_Exercise brief_. Lines that contain "hebben" are to be counted; give only their number.

(Dataset entries)
⁂

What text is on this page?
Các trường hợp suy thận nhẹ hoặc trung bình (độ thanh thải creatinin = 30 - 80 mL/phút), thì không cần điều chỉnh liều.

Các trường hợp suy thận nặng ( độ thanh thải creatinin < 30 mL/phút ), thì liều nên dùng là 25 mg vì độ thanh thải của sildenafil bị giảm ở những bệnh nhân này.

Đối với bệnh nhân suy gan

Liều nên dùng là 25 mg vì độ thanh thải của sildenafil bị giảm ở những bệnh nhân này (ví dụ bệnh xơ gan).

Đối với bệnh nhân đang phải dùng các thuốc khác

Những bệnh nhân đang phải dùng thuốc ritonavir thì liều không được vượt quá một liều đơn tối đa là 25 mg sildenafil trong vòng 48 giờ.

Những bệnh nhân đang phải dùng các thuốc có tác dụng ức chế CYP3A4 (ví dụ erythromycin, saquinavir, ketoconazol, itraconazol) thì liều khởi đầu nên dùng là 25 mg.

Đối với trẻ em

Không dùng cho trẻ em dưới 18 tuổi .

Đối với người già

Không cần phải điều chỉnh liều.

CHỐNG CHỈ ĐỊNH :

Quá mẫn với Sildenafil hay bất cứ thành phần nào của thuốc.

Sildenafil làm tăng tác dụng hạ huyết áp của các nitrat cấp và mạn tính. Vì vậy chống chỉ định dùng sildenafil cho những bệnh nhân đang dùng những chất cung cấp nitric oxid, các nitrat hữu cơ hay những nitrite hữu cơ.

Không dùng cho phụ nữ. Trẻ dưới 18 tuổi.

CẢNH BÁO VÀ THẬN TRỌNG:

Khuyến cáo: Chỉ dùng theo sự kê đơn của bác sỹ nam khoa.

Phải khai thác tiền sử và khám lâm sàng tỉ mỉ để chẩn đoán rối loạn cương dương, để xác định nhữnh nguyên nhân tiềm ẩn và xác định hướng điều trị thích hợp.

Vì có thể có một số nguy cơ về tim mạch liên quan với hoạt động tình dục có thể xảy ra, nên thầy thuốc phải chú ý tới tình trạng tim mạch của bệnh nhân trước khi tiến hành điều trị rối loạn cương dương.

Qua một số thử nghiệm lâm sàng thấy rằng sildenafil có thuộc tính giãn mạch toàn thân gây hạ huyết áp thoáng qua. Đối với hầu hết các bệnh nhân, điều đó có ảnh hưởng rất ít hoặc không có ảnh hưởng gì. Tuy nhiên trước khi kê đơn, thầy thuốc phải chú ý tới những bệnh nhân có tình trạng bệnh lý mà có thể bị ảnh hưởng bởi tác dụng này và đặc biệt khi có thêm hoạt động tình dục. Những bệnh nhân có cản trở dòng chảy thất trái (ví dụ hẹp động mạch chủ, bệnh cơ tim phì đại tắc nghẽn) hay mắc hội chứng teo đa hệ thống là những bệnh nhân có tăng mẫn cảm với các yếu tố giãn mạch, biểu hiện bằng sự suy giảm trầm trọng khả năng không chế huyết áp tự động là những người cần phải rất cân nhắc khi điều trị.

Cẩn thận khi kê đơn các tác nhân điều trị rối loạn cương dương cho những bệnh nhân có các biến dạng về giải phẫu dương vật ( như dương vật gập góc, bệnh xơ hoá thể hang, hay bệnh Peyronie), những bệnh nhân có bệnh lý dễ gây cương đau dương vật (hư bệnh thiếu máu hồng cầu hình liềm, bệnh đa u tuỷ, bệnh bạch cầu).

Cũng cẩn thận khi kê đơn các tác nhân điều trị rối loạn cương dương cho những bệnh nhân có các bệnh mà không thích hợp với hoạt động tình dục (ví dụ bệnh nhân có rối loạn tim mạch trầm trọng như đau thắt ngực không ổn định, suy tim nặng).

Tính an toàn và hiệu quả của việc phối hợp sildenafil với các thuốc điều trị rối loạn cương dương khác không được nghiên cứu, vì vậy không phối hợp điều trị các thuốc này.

⁂

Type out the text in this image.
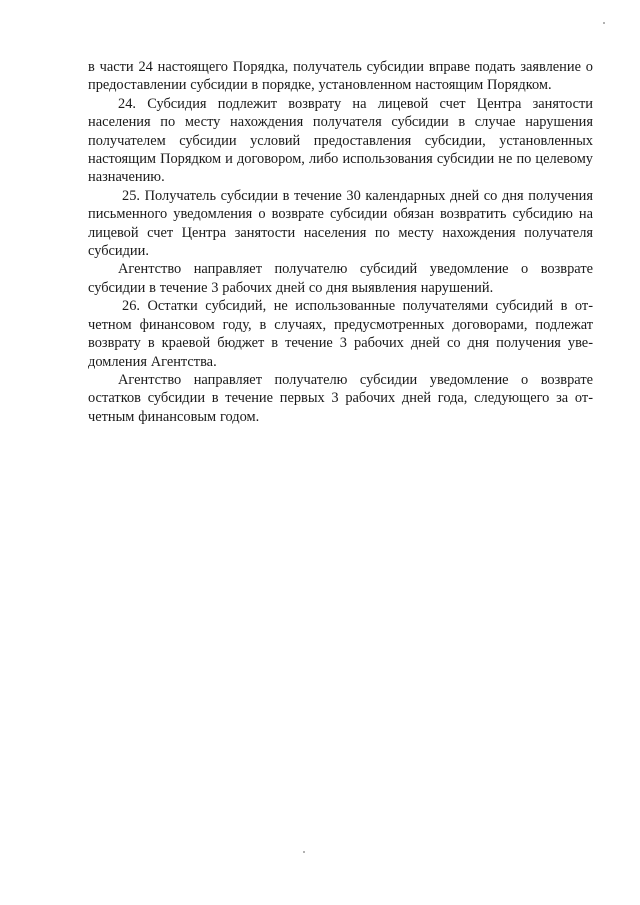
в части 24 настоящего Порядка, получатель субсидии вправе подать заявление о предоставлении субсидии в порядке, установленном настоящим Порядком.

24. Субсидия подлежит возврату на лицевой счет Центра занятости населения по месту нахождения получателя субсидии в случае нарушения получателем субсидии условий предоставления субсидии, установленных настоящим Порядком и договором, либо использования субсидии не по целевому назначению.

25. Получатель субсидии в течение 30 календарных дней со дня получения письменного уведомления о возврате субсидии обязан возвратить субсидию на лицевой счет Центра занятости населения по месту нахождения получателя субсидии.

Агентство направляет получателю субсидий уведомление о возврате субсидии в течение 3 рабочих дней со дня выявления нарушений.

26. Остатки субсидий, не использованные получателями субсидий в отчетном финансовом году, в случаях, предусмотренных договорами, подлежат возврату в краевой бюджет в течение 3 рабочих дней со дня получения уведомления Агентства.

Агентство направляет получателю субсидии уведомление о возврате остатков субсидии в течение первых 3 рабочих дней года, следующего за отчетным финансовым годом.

⁂

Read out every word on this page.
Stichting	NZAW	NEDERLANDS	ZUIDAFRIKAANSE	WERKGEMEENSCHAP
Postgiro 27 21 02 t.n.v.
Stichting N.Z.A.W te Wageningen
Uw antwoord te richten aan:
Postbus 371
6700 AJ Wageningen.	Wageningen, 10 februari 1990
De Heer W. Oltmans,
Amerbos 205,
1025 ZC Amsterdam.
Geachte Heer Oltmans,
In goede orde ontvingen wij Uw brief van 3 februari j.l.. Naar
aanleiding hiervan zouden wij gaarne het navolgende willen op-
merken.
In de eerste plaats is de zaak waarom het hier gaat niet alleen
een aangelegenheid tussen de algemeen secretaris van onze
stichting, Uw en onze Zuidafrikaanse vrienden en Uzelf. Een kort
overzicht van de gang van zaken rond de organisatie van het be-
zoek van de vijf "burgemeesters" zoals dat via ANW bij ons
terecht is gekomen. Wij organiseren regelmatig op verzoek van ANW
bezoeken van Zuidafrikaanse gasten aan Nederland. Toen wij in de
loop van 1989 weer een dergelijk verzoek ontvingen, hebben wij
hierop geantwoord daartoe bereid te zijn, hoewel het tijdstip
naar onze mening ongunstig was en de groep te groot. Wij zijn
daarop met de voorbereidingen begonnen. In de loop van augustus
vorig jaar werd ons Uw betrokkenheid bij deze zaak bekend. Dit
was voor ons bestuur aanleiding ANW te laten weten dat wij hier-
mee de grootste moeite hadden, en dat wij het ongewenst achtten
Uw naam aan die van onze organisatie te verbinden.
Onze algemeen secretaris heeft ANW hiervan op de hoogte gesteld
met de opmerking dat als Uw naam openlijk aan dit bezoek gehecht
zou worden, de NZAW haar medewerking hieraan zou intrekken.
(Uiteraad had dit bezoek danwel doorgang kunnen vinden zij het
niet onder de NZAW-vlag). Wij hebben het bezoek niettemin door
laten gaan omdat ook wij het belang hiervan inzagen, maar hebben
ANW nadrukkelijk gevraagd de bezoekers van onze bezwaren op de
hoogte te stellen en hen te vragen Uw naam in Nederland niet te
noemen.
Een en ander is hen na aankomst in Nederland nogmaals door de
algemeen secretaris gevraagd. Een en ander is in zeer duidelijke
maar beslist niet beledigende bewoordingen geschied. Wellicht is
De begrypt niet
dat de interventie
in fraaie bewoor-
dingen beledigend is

⁂

_Result for this exercise_. 3